→ **Task to carry out**: Using the entries that follow, state how many lines contain the word "Sara". The response is that number and nothing more.

→ **Source data**:
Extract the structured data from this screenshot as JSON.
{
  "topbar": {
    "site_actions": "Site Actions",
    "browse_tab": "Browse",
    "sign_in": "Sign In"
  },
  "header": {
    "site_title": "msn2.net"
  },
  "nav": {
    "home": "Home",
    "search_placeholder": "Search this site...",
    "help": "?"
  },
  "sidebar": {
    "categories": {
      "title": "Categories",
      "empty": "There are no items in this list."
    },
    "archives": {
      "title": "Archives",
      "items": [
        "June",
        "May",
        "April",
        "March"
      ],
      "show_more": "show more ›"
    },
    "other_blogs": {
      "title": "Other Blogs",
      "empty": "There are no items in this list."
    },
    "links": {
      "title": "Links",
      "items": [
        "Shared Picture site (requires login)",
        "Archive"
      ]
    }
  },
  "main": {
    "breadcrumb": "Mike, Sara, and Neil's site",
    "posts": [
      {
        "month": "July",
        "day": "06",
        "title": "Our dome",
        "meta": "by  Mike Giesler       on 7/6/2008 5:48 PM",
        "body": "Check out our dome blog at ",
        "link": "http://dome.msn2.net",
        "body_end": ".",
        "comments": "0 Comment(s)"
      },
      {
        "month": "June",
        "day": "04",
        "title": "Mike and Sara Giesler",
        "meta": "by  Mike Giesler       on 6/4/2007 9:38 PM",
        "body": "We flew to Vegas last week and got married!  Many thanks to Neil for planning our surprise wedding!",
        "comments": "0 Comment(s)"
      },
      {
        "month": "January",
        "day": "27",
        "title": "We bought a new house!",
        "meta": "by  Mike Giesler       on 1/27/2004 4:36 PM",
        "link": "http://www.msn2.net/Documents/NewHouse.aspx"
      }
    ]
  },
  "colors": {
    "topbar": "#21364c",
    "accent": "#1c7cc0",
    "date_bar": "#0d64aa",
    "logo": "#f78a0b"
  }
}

→ **Solution**: 2